-------- Material for the task

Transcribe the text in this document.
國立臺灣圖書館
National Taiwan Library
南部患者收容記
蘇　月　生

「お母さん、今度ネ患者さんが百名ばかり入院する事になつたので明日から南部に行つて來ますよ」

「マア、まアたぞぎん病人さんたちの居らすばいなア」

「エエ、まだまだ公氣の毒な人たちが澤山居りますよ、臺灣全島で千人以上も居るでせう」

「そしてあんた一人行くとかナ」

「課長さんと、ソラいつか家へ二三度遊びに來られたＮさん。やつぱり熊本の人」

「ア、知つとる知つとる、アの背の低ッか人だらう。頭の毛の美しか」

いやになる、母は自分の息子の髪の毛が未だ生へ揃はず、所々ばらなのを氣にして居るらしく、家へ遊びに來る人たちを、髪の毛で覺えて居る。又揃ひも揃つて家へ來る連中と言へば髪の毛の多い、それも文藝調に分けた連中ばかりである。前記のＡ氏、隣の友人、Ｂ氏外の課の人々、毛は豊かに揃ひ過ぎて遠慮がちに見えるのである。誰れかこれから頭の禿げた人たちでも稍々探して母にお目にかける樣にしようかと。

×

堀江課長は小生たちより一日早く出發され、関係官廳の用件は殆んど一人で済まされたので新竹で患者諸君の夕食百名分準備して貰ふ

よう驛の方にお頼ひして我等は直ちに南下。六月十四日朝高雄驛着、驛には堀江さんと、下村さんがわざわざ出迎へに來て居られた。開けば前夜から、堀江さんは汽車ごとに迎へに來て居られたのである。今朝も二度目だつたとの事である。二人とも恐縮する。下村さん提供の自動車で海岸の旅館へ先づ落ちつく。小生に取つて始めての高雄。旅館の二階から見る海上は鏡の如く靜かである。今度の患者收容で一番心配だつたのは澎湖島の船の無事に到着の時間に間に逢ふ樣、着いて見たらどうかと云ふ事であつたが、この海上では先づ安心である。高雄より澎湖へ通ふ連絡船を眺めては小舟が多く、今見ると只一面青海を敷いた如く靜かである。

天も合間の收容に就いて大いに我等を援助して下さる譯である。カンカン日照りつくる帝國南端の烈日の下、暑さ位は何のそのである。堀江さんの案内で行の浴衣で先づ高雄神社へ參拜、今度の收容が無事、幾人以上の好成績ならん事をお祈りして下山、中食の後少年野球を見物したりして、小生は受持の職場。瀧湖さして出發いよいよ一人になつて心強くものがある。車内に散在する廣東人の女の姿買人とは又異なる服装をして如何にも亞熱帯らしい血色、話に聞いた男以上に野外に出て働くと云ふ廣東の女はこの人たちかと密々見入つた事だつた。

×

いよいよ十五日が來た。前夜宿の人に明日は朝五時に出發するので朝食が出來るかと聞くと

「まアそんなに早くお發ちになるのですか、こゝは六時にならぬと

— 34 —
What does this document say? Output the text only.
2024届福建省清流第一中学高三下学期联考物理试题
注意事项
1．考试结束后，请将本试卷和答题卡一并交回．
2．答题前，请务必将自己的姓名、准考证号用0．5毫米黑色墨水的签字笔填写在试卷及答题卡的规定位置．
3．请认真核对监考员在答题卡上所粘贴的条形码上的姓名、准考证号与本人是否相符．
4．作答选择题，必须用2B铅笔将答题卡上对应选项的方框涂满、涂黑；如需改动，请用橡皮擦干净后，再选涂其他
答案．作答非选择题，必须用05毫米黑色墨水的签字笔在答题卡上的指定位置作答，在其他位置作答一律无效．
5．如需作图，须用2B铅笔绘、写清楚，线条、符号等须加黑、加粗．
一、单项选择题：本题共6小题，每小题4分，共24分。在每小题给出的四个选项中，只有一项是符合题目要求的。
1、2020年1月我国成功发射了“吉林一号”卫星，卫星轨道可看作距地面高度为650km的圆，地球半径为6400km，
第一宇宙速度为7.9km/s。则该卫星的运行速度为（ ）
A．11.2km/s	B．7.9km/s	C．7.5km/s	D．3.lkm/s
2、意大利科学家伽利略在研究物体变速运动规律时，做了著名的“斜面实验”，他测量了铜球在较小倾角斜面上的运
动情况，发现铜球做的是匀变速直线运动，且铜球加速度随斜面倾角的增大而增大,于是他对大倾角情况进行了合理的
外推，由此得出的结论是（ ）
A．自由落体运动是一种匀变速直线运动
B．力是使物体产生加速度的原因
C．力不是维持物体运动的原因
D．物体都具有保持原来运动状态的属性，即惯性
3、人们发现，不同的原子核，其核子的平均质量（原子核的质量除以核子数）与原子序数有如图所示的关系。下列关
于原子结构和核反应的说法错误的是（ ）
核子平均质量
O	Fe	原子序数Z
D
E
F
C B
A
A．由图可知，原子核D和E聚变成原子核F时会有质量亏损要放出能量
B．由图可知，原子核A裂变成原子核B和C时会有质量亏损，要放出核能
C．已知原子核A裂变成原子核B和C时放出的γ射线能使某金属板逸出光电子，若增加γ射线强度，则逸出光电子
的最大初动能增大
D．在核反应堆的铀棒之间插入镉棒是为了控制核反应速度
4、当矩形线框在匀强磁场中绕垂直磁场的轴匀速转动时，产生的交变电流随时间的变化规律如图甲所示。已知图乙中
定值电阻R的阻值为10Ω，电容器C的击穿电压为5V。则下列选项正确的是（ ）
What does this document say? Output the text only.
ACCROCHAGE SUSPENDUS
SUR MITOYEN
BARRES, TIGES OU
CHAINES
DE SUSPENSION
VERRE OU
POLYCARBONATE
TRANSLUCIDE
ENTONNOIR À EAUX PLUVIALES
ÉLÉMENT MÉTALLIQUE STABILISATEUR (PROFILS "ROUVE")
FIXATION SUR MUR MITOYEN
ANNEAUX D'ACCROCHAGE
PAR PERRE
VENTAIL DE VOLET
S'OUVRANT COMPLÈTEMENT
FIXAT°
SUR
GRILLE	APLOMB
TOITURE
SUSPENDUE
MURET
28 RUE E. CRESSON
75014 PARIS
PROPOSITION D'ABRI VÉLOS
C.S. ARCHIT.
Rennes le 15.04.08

----------------

Your task: Restate the listing above word for word.

The solution:
Transcribe the text in this document.
國立臺灣圖書館
National Taiwan Library
南部患者收容記
蘇　月　生

「お母さん、今度ネ患者さんが百名ばかり入院する事になつたので明日から南部に行つて來ますよ」

「マア、まアたぞぎん病人さんたちの居らすばいなア」

「エエ、まだまだ公氣の毒な人たちが澤山居りますよ、臺灣全島で千人以上も居るでせう」

「そしてあんた一人行くとかナ」

「課長さんと、ソラいつか家へ二三度遊びに來られたＮさん。やつぱり熊本の人」

「ア、知つとる知つとる、アの背の低ッか人だらう。頭の毛の美しか」

いやになる、母は自分の息子の髪の毛が未だ生へ揃はず、所々ばらなのを氣にして居るらしく、家へ遊びに來る人たちを、髪の毛で覺えて居る。又揃ひも揃つて家へ來る連中と言へば髪の毛の多い、それも文藝調に分けた連中ばかりである。前記のＡ氏、隣の友人、Ｂ氏外の課の人々、毛は豊かに揃ひ過ぎて遠慮がちに見えるのである。誰れかこれから頭の禿げた人たちでも稍々探して母にお目にかける樣にしようかと。

×

堀江課長は小生たちより一日早く出發され、関係官廳の用件は殆んど一人で済まされたので新竹で患者諸君の夕食百名分準備して貰ふ

よう驛の方にお頼ひして我等は直ちに南下。六月十四日朝高雄驛着、驛には堀江さんと、下村さんがわざわざ出迎へに來て居られた。開けば前夜から、堀江さんは汽車ごとに迎へに來て居られたのである。今朝も二度目だつたとの事である。二人とも恐縮する。下村さん提供の自動車で海岸の旅館へ先づ落ちつく。小生に取つて始めての高雄。旅館の二階から見る海上は鏡の如く靜かである。今度の患者收容で一番心配だつたのは澎湖島の船の無事に到着の時間に間に逢ふ樣、着いて見たらどうかと云ふ事であつたが、この海上では先づ安心である。高雄より澎湖へ通ふ連絡船を眺めては小舟が多く、今見ると只一面青海を敷いた如く靜かである。

天も合間の收容に就いて大いに我等を援助して下さる譯である。カンカン日照りつくる帝國南端の烈日の下、暑さ位は何のそのである。堀江さんの案内で行の浴衣で先づ高雄神社へ參拜、今度の收容が無事、幾人以上の好成績ならん事をお祈りして下山、中食の後少年野球を見物したりして、小生は受持の職場。瀧湖さして出發いよいよ一人になつて心強くものがある。車内に散在する廣東人の女の姿買人とは又異なる服装をして如何にも亞熱帯らしい血色、話に聞いた男以上に野外に出て働くと云ふ廣東の女はこの人たちかと密々見入つた事だつた。

×

いよいよ十五日が來た。前夜宿の人に明日は朝五時に出發するので朝食が出來るかと聞くと

「まアそんなに早くお發ちになるのですか、こゝは六時にならぬと

— 34 —
What does this document say? Output the text only.
2024届福建省清流第一中学高三下学期联考物理试题
注意事项
1．考试结束后，请将本试卷和答题卡一并交回．
2．答题前，请务必将自己的姓名、准考证号用0．5毫米黑色墨水的签字笔填写在试卷及答题卡的规定位置．
3．请认真核对监考员在答题卡上所粘贴的条形码上的姓名、准考证号与本人是否相符．
4．作答选择题，必须用2B铅笔将答题卡上对应选项的方框涂满、涂黑；如需改动，请用橡皮擦干净后，再选涂其他
答案．作答非选择题，必须用05毫米黑色墨水的签字笔在答题卡上的指定位置作答，在其他位置作答一律无效．
5．如需作图，须用2B铅笔绘、写清楚，线条、符号等须加黑、加粗．
一、单项选择题：本题共6小题，每小题4分，共24分。在每小题给出的四个选项中，只有一项是符合题目要求的。
1、2020年1月我国成功发射了“吉林一号”卫星，卫星轨道可看作距地面高度为650km的圆，地球半径为6400km，
第一宇宙速度为7.9km/s。则该卫星的运行速度为（ ）
A．11.2km/s	B．7.9km/s	C．7.5km/s	D．3.lkm/s
2、意大利科学家伽利略在研究物体变速运动规律时，做了著名的“斜面实验”，他测量了铜球在较小倾角斜面上的运
动情况，发现铜球做的是匀变速直线运动，且铜球加速度随斜面倾角的增大而增大,于是他对大倾角情况进行了合理的
外推，由此得出的结论是（ ）
A．自由落体运动是一种匀变速直线运动
B．力是使物体产生加速度的原因
C．力不是维持物体运动的原因
D．物体都具有保持原来运动状态的属性，即惯性
3、人们发现，不同的原子核，其核子的平均质量（原子核的质量除以核子数）与原子序数有如图所示的关系。下列关
于原子结构和核反应的说法错误的是（ ）
核子平均质量
O	Fe	原子序数Z
D
E
F
C B
A
A．由图可知，原子核D和E聚变成原子核F时会有质量亏损要放出能量
B．由图可知，原子核A裂变成原子核B和C时会有质量亏损，要放出核能
C．已知原子核A裂变成原子核B和C时放出的γ射线能使某金属板逸出光电子，若增加γ射线强度，则逸出光电子
的最大初动能增大
D．在核反应堆的铀棒之间插入镉棒是为了控制核反应速度
4、当矩形线框在匀强磁场中绕垂直磁场的轴匀速转动时，产生的交变电流随时间的变化规律如图甲所示。已知图乙中
定值电阻R的阻值为10Ω，电容器C的击穿电压为5V。则下列选项正确的是（ ）
What does this document say? Output the text only.
ACCROCHAGE SUSPENDUS
SUR MITOYEN
BARRES, TIGES OU
CHAINES
DE SUSPENSION
VERRE OU
POLYCARBONATE
TRANSLUCIDE
ENTONNOIR À EAUX PLUVIALES
ÉLÉMENT MÉTALLIQUE STABILISATEUR (PROFILS "ROUVE")
FIXATION SUR MUR MITOYEN
ANNEAUX D'ACCROCHAGE
PAR PERRE
VENTAIL DE VOLET
S'OUVRANT COMPLÈTEMENT
FIXAT°
SUR
GRILLE	APLOMB
TOITURE
SUSPENDUE
MURET
28 RUE E. CRESSON
75014 PARIS
PROPOSITION D'ABRI VÉLOS
C.S. ARCHIT.
Rennes le 15.04.08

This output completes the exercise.